- PROBLEM SET
1) Copy the piece on Lewis Clive word for word, starting at the words "Lewis Clive, 1931." and ending after "not the case.".
2) According to the piece on Lewis Clive, when was he born?
3) How would you put this sentence from the piece on Lewis Clive into French: "His father had been a Conservative Member of Parliament between 1900 and 1906 and also Parliamentary Private Secretary to the Chancellor of the Exchequer, Austen Chamberlain, the latter becoming the boy’s godfather."

== TEXT EXTRACT

Lewis Clive, 1931. |
I have not yet finished with the picture of the 1931 Oxford Crew that inspired my recent piece on ‘Oxford Bags’. Fourth from the left is the ‘6’ man, Lewis Clive, who seems slightly ‘out of step’ with the others. Perhaps he is standing a little forward of the group; he is upright with his arms folded across his chest while the others slouch a little with their hands in their pockets; the rest of the crew are in ‘blanket bags’ made from some coarse material while his well-tailored trousers are made from a finer cloth; unlike the others, he looks not into the camera but slightly to the side. It could be thought that this Old Etonian from a titled family was a typical member of the privileged group of young men who were at Oxford or Cambridge Universities between the two World Wars – but this was not the case.
Lewis Clive was born on 8 September 1910. His father had been a Conservative Member of Parliament between 1900 and 1906 and also Parliamentary Private Secretary to the Chancellor of the Exchequer, Austen Chamberlain, the latter becoming the boy’s godfather. While at Eton, Clive unusually held two of the most prestigious posts in the school, that of Captain of the Oppidans (selected from the most academically distinguished non-scholarship boys) and Captain of Boats. Going up to Christ Church, Clive rowed at ‘6’ in the losing Oxford boats of 1930 and 1931 (this was the middle of the Cambridge run of thirteen victories in succession, 1924-1936) but had more rowing success on the wider scene.

====
== GIVEN INFORMATION

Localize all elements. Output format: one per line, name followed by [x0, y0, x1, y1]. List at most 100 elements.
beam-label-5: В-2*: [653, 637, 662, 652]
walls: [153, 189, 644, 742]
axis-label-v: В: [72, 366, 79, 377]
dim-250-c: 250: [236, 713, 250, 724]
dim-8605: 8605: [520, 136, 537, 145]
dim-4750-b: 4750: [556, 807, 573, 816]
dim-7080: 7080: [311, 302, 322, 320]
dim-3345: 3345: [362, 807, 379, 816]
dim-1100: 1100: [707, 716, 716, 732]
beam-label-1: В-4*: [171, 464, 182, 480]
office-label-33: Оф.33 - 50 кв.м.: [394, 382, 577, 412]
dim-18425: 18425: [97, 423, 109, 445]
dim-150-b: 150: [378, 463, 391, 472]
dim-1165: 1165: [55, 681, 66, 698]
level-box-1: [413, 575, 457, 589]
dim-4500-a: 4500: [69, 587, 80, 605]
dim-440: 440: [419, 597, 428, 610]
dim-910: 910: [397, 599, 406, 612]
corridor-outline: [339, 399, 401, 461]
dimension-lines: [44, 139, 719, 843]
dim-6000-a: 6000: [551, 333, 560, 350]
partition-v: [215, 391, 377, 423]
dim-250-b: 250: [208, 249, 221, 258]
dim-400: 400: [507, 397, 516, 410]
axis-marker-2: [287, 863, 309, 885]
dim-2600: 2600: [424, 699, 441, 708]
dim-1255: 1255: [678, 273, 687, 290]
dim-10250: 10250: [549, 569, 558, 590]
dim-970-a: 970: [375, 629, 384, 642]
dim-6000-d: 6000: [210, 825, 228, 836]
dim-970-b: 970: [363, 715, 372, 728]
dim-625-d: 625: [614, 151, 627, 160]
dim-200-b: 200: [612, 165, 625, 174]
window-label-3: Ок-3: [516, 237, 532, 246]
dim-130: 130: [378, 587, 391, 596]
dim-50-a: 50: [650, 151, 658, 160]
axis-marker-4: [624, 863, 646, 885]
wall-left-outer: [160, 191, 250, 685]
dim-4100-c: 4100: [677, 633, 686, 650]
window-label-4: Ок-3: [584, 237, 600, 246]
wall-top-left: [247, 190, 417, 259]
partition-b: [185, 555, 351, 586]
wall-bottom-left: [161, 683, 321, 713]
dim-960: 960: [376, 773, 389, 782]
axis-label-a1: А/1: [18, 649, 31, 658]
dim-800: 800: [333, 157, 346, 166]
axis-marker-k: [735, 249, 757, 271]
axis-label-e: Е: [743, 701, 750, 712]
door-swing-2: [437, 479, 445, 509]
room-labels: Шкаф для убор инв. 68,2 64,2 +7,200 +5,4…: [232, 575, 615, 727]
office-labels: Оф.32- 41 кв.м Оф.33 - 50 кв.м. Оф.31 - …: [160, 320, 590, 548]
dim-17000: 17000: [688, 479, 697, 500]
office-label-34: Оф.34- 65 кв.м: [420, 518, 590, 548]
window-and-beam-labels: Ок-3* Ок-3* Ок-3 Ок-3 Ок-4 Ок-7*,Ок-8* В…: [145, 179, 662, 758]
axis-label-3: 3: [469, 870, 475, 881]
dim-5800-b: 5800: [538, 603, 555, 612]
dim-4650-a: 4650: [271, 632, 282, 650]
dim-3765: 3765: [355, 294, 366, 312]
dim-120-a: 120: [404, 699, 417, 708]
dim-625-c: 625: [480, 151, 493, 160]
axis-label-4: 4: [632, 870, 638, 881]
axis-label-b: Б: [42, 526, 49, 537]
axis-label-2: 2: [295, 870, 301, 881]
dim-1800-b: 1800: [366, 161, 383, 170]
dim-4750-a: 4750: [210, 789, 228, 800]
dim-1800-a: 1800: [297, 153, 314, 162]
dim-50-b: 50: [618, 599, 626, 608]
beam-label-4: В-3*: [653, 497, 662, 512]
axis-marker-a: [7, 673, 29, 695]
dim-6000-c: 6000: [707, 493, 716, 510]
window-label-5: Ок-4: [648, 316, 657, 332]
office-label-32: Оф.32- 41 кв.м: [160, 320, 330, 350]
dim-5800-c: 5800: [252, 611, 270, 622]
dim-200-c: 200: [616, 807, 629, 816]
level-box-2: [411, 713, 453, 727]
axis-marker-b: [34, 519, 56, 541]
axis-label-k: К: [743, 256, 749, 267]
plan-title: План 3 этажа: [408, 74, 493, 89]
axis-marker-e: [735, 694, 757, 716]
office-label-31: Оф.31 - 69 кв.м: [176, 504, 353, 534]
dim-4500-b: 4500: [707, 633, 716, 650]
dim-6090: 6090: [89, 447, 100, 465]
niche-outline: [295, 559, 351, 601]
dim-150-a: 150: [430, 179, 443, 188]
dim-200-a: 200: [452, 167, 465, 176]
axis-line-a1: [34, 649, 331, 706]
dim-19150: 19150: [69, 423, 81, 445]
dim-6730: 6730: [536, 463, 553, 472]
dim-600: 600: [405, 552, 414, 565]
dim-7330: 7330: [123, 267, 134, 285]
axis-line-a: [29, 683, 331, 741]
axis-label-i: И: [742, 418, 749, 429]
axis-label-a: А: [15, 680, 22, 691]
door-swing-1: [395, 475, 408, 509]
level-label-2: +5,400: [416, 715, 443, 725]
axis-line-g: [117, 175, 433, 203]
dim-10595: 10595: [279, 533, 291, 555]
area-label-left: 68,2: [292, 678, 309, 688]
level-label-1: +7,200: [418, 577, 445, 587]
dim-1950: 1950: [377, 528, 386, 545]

====

- SOLUTIONS TO THE PROBLEMS
1)
Lewis Clive, 1931. |
I have not yet finished with the picture of the 1931 Oxford Crew that inspired my recent piece on ‘Oxford Bags’. Fourth from the left is the ‘6’ man, Lewis Clive, who seems slightly ‘out of step’ with the others. Perhaps he is standing a little forward of the group; he is upright with his arms folded across his chest while the others slouch a little with their hands in their pockets; the rest of the crew are in ‘blanket bags’ made from some coarse material while his well-tailored trousers are made from a finer cloth; unlike the others, he looks not into the camera but slightly to the side. It could be thought that this Old Etonian from a titled family was a typical member of the privileged group of young men who were at Oxford or Cambridge Universities between the two World Wars – but this was not the case.

2) 8 September 1910

3) Son père avait été député conservateur entre 1900 et 1906, ainsi que secrétaire parlementaire privé du chancelier de l'Échiquier, Austen Chamberlain, ce dernier devenant le parrain du garçon.